- [TASK OBJECTIVE] Reproduce all of the data that follows, character for character.

- [DATA EXTRACT]
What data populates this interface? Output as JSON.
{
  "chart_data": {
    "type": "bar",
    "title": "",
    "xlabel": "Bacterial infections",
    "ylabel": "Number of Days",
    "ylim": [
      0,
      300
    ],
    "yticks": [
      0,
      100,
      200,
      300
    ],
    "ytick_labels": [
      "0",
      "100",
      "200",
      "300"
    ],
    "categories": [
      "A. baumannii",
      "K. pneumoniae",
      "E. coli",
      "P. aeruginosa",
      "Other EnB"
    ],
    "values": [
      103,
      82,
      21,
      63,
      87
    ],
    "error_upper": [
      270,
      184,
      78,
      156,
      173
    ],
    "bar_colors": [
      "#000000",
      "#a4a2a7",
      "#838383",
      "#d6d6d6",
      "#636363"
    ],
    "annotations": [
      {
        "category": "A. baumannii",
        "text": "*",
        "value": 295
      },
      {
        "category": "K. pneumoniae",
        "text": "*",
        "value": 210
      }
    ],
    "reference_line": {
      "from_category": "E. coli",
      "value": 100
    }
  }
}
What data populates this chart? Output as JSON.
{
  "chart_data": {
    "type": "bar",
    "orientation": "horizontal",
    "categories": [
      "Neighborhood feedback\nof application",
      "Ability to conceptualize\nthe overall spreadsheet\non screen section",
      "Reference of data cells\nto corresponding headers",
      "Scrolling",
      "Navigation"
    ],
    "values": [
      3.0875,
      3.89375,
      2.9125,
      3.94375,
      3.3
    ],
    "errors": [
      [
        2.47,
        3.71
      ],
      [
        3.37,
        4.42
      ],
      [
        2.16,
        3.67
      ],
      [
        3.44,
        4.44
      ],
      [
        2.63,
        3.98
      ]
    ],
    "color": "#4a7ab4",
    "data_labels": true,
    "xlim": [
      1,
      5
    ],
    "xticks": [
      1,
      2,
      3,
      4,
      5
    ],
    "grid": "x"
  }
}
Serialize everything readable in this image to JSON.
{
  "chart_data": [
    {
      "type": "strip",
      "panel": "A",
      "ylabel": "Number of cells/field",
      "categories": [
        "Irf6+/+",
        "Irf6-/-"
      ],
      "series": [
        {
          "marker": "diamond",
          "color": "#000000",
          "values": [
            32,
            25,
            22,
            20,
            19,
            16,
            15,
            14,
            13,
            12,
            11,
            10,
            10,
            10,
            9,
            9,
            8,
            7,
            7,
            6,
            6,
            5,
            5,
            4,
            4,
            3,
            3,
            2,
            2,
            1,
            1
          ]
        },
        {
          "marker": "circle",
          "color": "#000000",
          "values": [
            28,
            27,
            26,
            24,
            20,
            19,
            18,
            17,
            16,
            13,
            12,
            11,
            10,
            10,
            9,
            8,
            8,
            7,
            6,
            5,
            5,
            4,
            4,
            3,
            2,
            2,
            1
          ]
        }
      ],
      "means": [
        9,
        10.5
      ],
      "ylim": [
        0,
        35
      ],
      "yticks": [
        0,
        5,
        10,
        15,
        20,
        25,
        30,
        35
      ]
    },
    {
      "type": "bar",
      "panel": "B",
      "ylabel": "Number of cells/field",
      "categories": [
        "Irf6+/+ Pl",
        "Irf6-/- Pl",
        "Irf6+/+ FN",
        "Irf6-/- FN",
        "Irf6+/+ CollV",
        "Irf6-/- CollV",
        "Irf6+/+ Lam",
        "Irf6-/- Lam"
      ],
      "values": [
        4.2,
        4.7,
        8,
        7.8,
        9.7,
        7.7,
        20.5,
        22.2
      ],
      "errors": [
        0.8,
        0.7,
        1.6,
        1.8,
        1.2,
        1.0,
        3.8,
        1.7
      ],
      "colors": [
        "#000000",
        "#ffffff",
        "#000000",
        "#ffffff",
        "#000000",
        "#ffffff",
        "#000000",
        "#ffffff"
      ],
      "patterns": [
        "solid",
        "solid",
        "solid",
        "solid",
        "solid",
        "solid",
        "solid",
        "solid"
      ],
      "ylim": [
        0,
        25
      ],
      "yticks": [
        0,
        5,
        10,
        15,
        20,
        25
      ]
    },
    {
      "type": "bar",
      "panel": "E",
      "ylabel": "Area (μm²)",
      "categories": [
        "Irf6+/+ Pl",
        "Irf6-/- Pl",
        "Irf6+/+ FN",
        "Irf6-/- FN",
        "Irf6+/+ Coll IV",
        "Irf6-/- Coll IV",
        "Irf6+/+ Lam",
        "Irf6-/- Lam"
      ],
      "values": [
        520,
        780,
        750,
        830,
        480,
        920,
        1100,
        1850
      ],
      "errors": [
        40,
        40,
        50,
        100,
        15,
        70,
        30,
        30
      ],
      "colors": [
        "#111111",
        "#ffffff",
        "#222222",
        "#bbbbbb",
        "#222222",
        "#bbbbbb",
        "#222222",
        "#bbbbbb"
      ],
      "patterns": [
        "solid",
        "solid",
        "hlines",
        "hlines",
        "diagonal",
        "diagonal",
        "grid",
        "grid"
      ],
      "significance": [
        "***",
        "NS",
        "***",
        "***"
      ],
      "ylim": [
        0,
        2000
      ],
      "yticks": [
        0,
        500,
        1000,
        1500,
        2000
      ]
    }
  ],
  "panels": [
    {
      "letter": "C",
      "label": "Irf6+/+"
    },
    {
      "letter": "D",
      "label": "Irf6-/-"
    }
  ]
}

- [TASK OUTPUT]
What data populates this interface? Output as JSON.
{
  "chart_data": {
    "type": "bar",
    "title": "",
    "xlabel": "Bacterial infections",
    "ylabel": "Number of Days",
    "ylim": [
      0,
      300
    ],
    "yticks": [
      0,
      100,
      200,
      300
    ],
    "ytick_labels": [
      "0",
      "100",
      "200",
      "300"
    ],
    "categories": [
      "A. baumannii",
      "K. pneumoniae",
      "E. coli",
      "P. aeruginosa",
      "Other EnB"
    ],
    "values": [
      103,
      82,
      21,
      63,
      87
    ],
    "error_upper": [
      270,
      184,
      78,
      156,
      173
    ],
    "bar_colors": [
      "#000000",
      "#a4a2a7",
      "#838383",
      "#d6d6d6",
      "#636363"
    ],
    "annotations": [
      {
        "category": "A. baumannii",
        "text": "*",
        "value": 295
      },
      {
        "category": "K. pneumoniae",
        "text": "*",
        "value": 210
      }
    ],
    "reference_line": {
      "from_category": "E. coli",
      "value": 100
    }
  }
}
What data populates this chart? Output as JSON.
{
  "chart_data": {
    "type": "bar",
    "orientation": "horizontal",
    "categories": [
      "Neighborhood feedback\nof application",
      "Ability to conceptualize\nthe overall spreadsheet\non screen section",
      "Reference of data cells\nto corresponding headers",
      "Scrolling",
      "Navigation"
    ],
    "values": [
      3.0875,
      3.89375,
      2.9125,
      3.94375,
      3.3
    ],
    "errors": [
      [
        2.47,
        3.71
      ],
      [
        3.37,
        4.42
      ],
      [
        2.16,
        3.67
      ],
      [
        3.44,
        4.44
      ],
      [
        2.63,
        3.98
      ]
    ],
    "color": "#4a7ab4",
    "data_labels": true,
    "xlim": [
      1,
      5
    ],
    "xticks": [
      1,
      2,
      3,
      4,
      5
    ],
    "grid": "x"
  }
}
Serialize everything readable in this image to JSON.
{
  "chart_data": [
    {
      "type": "strip",
      "panel": "A",
      "ylabel": "Number of cells/field",
      "categories": [
        "Irf6+/+",
        "Irf6-/-"
      ],
      "series": [
        {
          "marker": "diamond",
          "color": "#000000",
          "values": [
            32,
            25,
            22,
            20,
            19,
            16,
            15,
            14,
            13,
            12,
            11,
            10,
            10,
            10,
            9,
            9,
            8,
            7,
            7,
            6,
            6,
            5,
            5,
            4,
            4,
            3,
            3,
            2,
            2,
            1,
            1
          ]
        },
        {
          "marker": "circle",
          "color": "#000000",
          "values": [
            28,
            27,
            26,
            24,
            20,
            19,
            18,
            17,
            16,
            13,
            12,
            11,
            10,
            10,
            9,
            8,
            8,
            7,
            6,
            5,
            5,
            4,
            4,
            3,
            2,
            2,
            1
          ]
        }
      ],
      "means": [
        9,
        10.5
      ],
      "ylim": [
        0,
        35
      ],
      "yticks": [
        0,
        5,
        10,
        15,
        20,
        25,
        30,
        35
      ]
    },
    {
      "type": "bar",
      "panel": "B",
      "ylabel": "Number of cells/field",
      "categories": [
        "Irf6+/+ Pl",
        "Irf6-/- Pl",
        "Irf6+/+ FN",
        "Irf6-/- FN",
        "Irf6+/+ CollV",
        "Irf6-/- CollV",
        "Irf6+/+ Lam",
        "Irf6-/- Lam"
      ],
      "values": [
        4.2,
        4.7,
        8,
        7.8,
        9.7,
        7.7,
        20.5,
        22.2
      ],
      "errors": [
        0.8,
        0.7,
        1.6,
        1.8,
        1.2,
        1.0,
        3.8,
        1.7
      ],
      "colors": [
        "#000000",
        "#ffffff",
        "#000000",
        "#ffffff",
        "#000000",
        "#ffffff",
        "#000000",
        "#ffffff"
      ],
      "patterns": [
        "solid",
        "solid",
        "solid",
        "solid",
        "solid",
        "solid",
        "solid",
        "solid"
      ],
      "ylim": [
        0,
        25
      ],
      "yticks": [
        0,
        5,
        10,
        15,
        20,
        25
      ]
    },
    {
      "type": "bar",
      "panel": "E",
      "ylabel": "Area (μm²)",
      "categories": [
        "Irf6+/+ Pl",
        "Irf6-/- Pl",
        "Irf6+/+ FN",
        "Irf6-/- FN",
        "Irf6+/+ Coll IV",
        "Irf6-/- Coll IV",
        "Irf6+/+ Lam",
        "Irf6-/- Lam"
      ],
      "values": [
        520,
        780,
        750,
        830,
        480,
        920,
        1100,
        1850
      ],
      "errors": [
        40,
        40,
        50,
        100,
        15,
        70,
        30,
        30
      ],
      "colors": [
        "#111111",
        "#ffffff",
        "#222222",
        "#bbbbbb",
        "#222222",
        "#bbbbbb",
        "#222222",
        "#bbbbbb"
      ],
      "patterns": [
        "solid",
        "solid",
        "hlines",
        "hlines",
        "diagonal",
        "diagonal",
        "grid",
        "grid"
      ],
      "significance": [
        "***",
        "NS",
        "***",
        "***"
      ],
      "ylim": [
        0,
        2000
      ],
      "yticks": [
        0,
        500,
        1000,
        1500,
        2000
      ]
    }
  ],
  "panels": [
    {
      "letter": "C",
      "label": "Irf6+/+"
    },
    {
      "letter": "D",
      "label": "Irf6-/-"
    }
  ]
}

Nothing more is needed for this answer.